◆ **TASK DIRECTIONS**
Quote every line below exactly as it reads.

◆ **DATA RECORDS**
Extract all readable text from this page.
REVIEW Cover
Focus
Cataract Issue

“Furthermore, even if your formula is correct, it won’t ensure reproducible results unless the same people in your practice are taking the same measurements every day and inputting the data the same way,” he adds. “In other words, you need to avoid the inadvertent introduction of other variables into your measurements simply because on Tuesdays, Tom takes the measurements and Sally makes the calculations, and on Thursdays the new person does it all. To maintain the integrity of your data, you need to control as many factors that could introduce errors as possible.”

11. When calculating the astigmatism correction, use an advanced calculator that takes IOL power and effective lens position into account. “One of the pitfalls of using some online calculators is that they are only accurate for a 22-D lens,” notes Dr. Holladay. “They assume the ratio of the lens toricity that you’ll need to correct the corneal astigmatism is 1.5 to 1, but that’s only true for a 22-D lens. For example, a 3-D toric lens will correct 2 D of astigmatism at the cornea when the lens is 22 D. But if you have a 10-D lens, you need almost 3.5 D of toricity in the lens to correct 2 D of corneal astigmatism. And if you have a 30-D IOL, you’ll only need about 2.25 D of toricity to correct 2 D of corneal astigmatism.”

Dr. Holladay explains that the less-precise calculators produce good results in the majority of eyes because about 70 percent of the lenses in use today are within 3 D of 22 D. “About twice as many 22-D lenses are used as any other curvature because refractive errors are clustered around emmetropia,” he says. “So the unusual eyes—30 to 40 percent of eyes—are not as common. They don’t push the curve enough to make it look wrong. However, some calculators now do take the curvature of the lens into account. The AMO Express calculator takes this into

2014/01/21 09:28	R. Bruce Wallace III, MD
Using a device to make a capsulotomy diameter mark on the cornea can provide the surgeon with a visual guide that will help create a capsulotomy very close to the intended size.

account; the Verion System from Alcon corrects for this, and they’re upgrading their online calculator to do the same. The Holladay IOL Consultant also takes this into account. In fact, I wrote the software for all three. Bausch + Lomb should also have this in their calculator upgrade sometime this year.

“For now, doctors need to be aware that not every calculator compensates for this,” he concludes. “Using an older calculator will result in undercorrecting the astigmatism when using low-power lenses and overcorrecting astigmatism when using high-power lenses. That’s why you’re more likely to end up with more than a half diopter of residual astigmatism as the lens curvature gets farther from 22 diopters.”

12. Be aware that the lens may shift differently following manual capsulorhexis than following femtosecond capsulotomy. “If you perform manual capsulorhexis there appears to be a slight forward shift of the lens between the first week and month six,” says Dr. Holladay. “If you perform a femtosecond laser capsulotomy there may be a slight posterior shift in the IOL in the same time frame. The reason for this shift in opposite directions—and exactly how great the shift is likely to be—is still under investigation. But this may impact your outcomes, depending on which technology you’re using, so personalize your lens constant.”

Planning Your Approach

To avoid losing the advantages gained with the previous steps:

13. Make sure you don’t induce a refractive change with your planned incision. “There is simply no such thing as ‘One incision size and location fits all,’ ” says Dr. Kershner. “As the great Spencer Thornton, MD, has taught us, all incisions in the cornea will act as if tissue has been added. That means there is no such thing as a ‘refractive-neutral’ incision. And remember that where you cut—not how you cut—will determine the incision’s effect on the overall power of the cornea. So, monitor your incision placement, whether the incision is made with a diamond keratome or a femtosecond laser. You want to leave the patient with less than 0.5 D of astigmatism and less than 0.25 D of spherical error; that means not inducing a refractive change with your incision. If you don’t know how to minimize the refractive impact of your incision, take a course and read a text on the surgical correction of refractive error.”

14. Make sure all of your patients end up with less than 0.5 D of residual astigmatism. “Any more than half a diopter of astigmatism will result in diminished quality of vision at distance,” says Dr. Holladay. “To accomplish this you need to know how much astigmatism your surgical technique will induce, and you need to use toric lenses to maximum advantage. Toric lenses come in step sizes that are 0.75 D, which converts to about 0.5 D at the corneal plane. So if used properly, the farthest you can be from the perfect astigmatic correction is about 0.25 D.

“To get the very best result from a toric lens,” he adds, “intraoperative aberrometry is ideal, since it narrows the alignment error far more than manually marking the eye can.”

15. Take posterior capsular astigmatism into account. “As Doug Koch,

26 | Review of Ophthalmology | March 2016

◆ **TASK ANSWER**
Extract all readable text from this page.
REVIEW Cover
Focus
Cataract Issue

“Furthermore, even if your formula is correct, it won’t ensure reproducible results unless the same people in your practice are taking the same measurements every day and inputting the data the same way,” he adds. “In other words, you need to avoid the inadvertent introduction of other variables into your measurements simply because on Tuesdays, Tom takes the measurements and Sally makes the calculations, and on Thursdays the new person does it all. To maintain the integrity of your data, you need to control as many factors that could introduce errors as possible.”

11. When calculating the astigmatism correction, use an advanced calculator that takes IOL power and effective lens position into account. “One of the pitfalls of using some online calculators is that they are only accurate for a 22-D lens,” notes Dr. Holladay. “They assume the ratio of the lens toricity that you’ll need to correct the corneal astigmatism is 1.5 to 1, but that’s only true for a 22-D lens. For example, a 3-D toric lens will correct 2 D of astigmatism at the cornea when the lens is 22 D. But if you have a 10-D lens, you need almost 3.5 D of toricity in the lens to correct 2 D of corneal astigmatism. And if you have a 30-D IOL, you’ll only need about 2.25 D of toricity to correct 2 D of corneal astigmatism.”

Dr. Holladay explains that the less-precise calculators produce good results in the majority of eyes because about 70 percent of the lenses in use today are within 3 D of 22 D. “About twice as many 22-D lenses are used as any other curvature because refractive errors are clustered around emmetropia,” he says. “So the unusual eyes—30 to 40 percent of eyes—are not as common. They don’t push the curve enough to make it look wrong. However, some calculators now do take the curvature of the lens into account. The AMO Express calculator takes this into

2014/01/21 09:28	R. Bruce Wallace III, MD
Using a device to make a capsulotomy diameter mark on the cornea can provide the surgeon with a visual guide that will help create a capsulotomy very close to the intended size.

account; the Verion System from Alcon corrects for this, and they’re upgrading their online calculator to do the same. The Holladay IOL Consultant also takes this into account. In fact, I wrote the software for all three. Bausch + Lomb should also have this in their calculator upgrade sometime this year.

“For now, doctors need to be aware that not every calculator compensates for this,” he concludes. “Using an older calculator will result in undercorrecting the astigmatism when using low-power lenses and overcorrecting astigmatism when using high-power lenses. That’s why you’re more likely to end up with more than a half diopter of residual astigmatism as the lens curvature gets farther from 22 diopters.”

12. Be aware that the lens may shift differently following manual capsulorhexis than following femtosecond capsulotomy. “If you perform manual capsulorhexis there appears to be a slight forward shift of the lens between the first week and month six,” says Dr. Holladay. “If you perform a femtosecond laser capsulotomy there may be a slight posterior shift in the IOL in the same time frame. The reason for this shift in opposite directions—and exactly how great the shift is likely to be—is still under investigation. But this may impact your outcomes, depending on which technology you’re using, so personalize your lens constant.”

Planning Your Approach

To avoid losing the advantages gained with the previous steps:

13. Make sure you don’t induce a refractive change with your planned incision. “There is simply no such thing as ‘One incision size and location fits all,’ ” says Dr. Kershner. “As the great Spencer Thornton, MD, has taught us, all incisions in the cornea will act as if tissue has been added. That means there is no such thing as a ‘refractive-neutral’ incision. And remember that where you cut—not how you cut—will determine the incision’s effect on the overall power of the cornea. So, monitor your incision placement, whether the incision is made with a diamond keratome or a femtosecond laser. You want to leave the patient with less than 0.5 D of astigmatism and less than 0.25 D of spherical error; that means not inducing a refractive change with your incision. If you don’t know how to minimize the refractive impact of your incision, take a course and read a text on the surgical correction of refractive error.”

14. Make sure all of your patients end up with less than 0.5 D of residual astigmatism. “Any more than half a diopter of astigmatism will result in diminished quality of vision at distance,” says Dr. Holladay. “To accomplish this you need to know how much astigmatism your surgical technique will induce, and you need to use toric lenses to maximum advantage. Toric lenses come in step sizes that are 0.75 D, which converts to about 0.5 D at the corneal plane. So if used properly, the farthest you can be from the perfect astigmatic correction is about 0.25 D.

“To get the very best result from a toric lens,” he adds, “intraoperative aberrometry is ideal, since it narrows the alignment error far more than manually marking the eye can.”

15. Take posterior capsular astigmatism into account. “As Doug Koch,

26 | Review of Ophthalmology | March 2016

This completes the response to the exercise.